WRITTEN EXERCISE
Please reproduce all of the following records line for line, leaving every character unchanged.

DATA EXCERPTS
[BEGIN]
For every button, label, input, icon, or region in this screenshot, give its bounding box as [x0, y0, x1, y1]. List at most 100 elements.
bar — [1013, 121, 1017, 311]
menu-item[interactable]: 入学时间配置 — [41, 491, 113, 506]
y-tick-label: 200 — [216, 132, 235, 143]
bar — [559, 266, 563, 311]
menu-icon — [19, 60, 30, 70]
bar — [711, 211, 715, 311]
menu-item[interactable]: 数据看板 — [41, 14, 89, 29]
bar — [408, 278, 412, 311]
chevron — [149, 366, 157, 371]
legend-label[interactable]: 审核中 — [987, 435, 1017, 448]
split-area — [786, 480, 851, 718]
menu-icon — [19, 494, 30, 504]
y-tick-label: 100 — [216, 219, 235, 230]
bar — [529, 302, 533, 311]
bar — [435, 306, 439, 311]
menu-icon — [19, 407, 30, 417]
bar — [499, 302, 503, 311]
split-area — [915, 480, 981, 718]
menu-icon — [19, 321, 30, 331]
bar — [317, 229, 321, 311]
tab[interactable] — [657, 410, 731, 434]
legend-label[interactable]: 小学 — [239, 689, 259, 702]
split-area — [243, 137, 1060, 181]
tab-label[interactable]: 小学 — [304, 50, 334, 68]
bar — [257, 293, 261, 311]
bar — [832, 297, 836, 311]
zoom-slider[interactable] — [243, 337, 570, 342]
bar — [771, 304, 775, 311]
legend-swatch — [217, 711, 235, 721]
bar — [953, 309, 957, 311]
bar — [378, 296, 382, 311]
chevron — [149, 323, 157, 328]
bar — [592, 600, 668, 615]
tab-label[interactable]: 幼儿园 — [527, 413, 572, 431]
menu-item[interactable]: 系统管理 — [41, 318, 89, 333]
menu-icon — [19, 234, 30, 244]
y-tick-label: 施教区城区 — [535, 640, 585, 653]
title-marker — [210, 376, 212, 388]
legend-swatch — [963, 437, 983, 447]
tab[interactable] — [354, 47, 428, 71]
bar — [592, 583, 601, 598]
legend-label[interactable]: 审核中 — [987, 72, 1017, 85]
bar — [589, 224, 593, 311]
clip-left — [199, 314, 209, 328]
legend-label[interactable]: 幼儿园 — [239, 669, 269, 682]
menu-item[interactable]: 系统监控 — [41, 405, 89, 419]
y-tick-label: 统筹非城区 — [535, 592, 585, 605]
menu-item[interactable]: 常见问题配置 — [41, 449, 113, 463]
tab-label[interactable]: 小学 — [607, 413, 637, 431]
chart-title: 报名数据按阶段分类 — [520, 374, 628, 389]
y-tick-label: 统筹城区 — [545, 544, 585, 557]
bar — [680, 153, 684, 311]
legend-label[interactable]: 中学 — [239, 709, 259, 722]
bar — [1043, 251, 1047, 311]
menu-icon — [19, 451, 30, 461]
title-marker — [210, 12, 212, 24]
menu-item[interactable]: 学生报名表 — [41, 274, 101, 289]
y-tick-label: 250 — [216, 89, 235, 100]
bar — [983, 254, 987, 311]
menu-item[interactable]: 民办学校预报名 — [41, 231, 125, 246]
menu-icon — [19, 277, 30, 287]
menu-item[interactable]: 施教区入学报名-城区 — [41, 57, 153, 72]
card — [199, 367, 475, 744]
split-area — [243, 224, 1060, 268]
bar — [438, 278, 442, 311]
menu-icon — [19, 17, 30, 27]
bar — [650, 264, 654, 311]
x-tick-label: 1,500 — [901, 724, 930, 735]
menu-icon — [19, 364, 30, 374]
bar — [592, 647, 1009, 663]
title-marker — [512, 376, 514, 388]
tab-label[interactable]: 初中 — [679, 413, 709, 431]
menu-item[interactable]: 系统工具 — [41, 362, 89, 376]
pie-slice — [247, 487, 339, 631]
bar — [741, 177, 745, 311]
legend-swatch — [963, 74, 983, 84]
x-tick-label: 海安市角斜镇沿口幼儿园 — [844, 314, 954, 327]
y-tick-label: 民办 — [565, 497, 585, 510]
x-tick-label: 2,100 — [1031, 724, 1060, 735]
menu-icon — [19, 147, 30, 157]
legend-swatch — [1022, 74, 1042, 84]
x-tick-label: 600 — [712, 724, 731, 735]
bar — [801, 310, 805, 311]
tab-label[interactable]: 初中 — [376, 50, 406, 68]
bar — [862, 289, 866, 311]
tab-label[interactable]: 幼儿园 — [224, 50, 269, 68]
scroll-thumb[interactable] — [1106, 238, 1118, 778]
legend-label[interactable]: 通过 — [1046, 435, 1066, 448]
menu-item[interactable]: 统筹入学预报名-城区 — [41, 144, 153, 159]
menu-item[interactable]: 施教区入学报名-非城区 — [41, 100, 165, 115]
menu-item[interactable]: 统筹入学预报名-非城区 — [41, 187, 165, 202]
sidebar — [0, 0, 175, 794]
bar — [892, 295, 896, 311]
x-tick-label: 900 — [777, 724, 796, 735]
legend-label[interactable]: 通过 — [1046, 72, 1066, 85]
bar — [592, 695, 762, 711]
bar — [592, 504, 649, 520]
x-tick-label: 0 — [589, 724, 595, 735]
[END]
SOLUTION TO THIS EXERCISE
For every button, label, input, icon, or region in this screenshot, give its bounding box as [x0, y0, x1, y1]. List at most 100 elements.
bar — [1013, 121, 1017, 311]
menu-item[interactable]: 入学时间配置 — [41, 491, 113, 506]
y-tick-label: 200 — [216, 132, 235, 143]
bar — [559, 266, 563, 311]
menu-icon — [19, 60, 30, 70]
bar — [711, 211, 715, 311]
menu-item[interactable]: 数据看板 — [41, 14, 89, 29]
bar — [408, 278, 412, 311]
chevron — [149, 366, 157, 371]
legend-label[interactable]: 审核中 — [987, 435, 1017, 448]
split-area — [786, 480, 851, 718]
menu-icon — [19, 494, 30, 504]
y-tick-label: 100 — [216, 219, 235, 230]
bar — [529, 302, 533, 311]
bar — [435, 306, 439, 311]
menu-icon — [19, 407, 30, 417]
bar — [499, 302, 503, 311]
split-area — [915, 480, 981, 718]
menu-icon — [19, 321, 30, 331]
bar — [317, 229, 321, 311]
tab[interactable] — [657, 410, 731, 434]
legend-label[interactable]: 小学 — [239, 689, 259, 702]
split-area — [243, 137, 1060, 181]
tab-label[interactable]: 小学 — [304, 50, 334, 68]
bar — [257, 293, 261, 311]
bar — [832, 297, 836, 311]
zoom-slider[interactable] — [243, 337, 570, 342]
bar — [771, 304, 775, 311]
legend-swatch — [217, 711, 235, 721]
bar — [953, 309, 957, 311]
bar — [378, 296, 382, 311]
chevron — [149, 323, 157, 328]
bar — [592, 600, 668, 615]
tab-label[interactable]: 幼儿园 — [527, 413, 572, 431]
menu-item[interactable]: 系统管理 — [41, 318, 89, 333]
menu-icon — [19, 234, 30, 244]
y-tick-label: 施教区城区 — [535, 640, 585, 653]
title-marker — [210, 376, 212, 388]
legend-swatch — [963, 437, 983, 447]
tab[interactable] — [354, 47, 428, 71]
bar — [592, 583, 601, 598]
legend-label[interactable]: 审核中 — [987, 72, 1017, 85]
bar — [589, 224, 593, 311]
clip-left — [199, 314, 209, 328]
legend-label[interactable]: 幼儿园 — [239, 669, 269, 682]
menu-item[interactable]: 系统监控 — [41, 405, 89, 419]
y-tick-label: 统筹非城区 — [535, 592, 585, 605]
menu-item[interactable]: 常见问题配置 — [41, 449, 113, 463]
tab-label[interactable]: 小学 — [607, 413, 637, 431]
chart-title: 报名数据按阶段分类 — [520, 374, 628, 389]
y-tick-label: 统筹城区 — [545, 544, 585, 557]
bar — [680, 153, 684, 311]
legend-label[interactable]: 中学 — [239, 709, 259, 722]
bar — [1043, 251, 1047, 311]
menu-icon — [19, 451, 30, 461]
title-marker — [210, 12, 212, 24]
menu-item[interactable]: 学生报名表 — [41, 274, 101, 289]
y-tick-label: 250 — [216, 89, 235, 100]
bar — [983, 254, 987, 311]
menu-item[interactable]: 民办学校预报名 — [41, 231, 125, 246]
menu-icon — [19, 277, 30, 287]
menu-item[interactable]: 施教区入学报名-城区 — [41, 57, 153, 72]
card — [199, 367, 475, 744]
split-area — [243, 224, 1060, 268]
bar — [438, 278, 442, 311]
menu-icon — [19, 17, 30, 27]
bar — [650, 264, 654, 311]
x-tick-label: 1,500 — [901, 724, 930, 735]
menu-icon — [19, 364, 30, 374]
bar — [592, 647, 1009, 663]
title-marker — [512, 376, 514, 388]
tab-label[interactable]: 初中 — [679, 413, 709, 431]
menu-item[interactable]: 系统工具 — [41, 362, 89, 376]
pie-slice — [247, 487, 339, 631]
bar — [741, 177, 745, 311]
legend-swatch — [963, 74, 983, 84]
x-tick-label: 海安市角斜镇沿口幼儿园 — [844, 314, 954, 327]
y-tick-label: 民办 — [565, 497, 585, 510]
x-tick-label: 2,100 — [1031, 724, 1060, 735]
menu-icon — [19, 147, 30, 157]
legend-swatch — [1022, 74, 1042, 84]
x-tick-label: 600 — [712, 724, 731, 735]
bar — [801, 310, 805, 311]
tab-label[interactable]: 初中 — [376, 50, 406, 68]
bar — [862, 289, 866, 311]
tab-label[interactable]: 幼儿园 — [224, 50, 269, 68]
scroll-thumb[interactable] — [1106, 238, 1118, 778]
legend-label[interactable]: 通过 — [1046, 435, 1066, 448]
menu-item[interactable]: 统筹入学预报名-城区 — [41, 144, 153, 159]
menu-item[interactable]: 施教区入学报名-非城区 — [41, 100, 165, 115]
menu-item[interactable]: 统筹入学预报名-非城区 — [41, 187, 165, 202]
sidebar — [0, 0, 175, 794]
bar — [892, 295, 896, 311]
x-tick-label: 900 — [777, 724, 796, 735]
legend-label[interactable]: 通过 — [1046, 72, 1066, 85]
bar — [592, 695, 762, 711]
bar — [592, 504, 649, 520]
x-tick-label: 0 — [589, 724, 595, 735]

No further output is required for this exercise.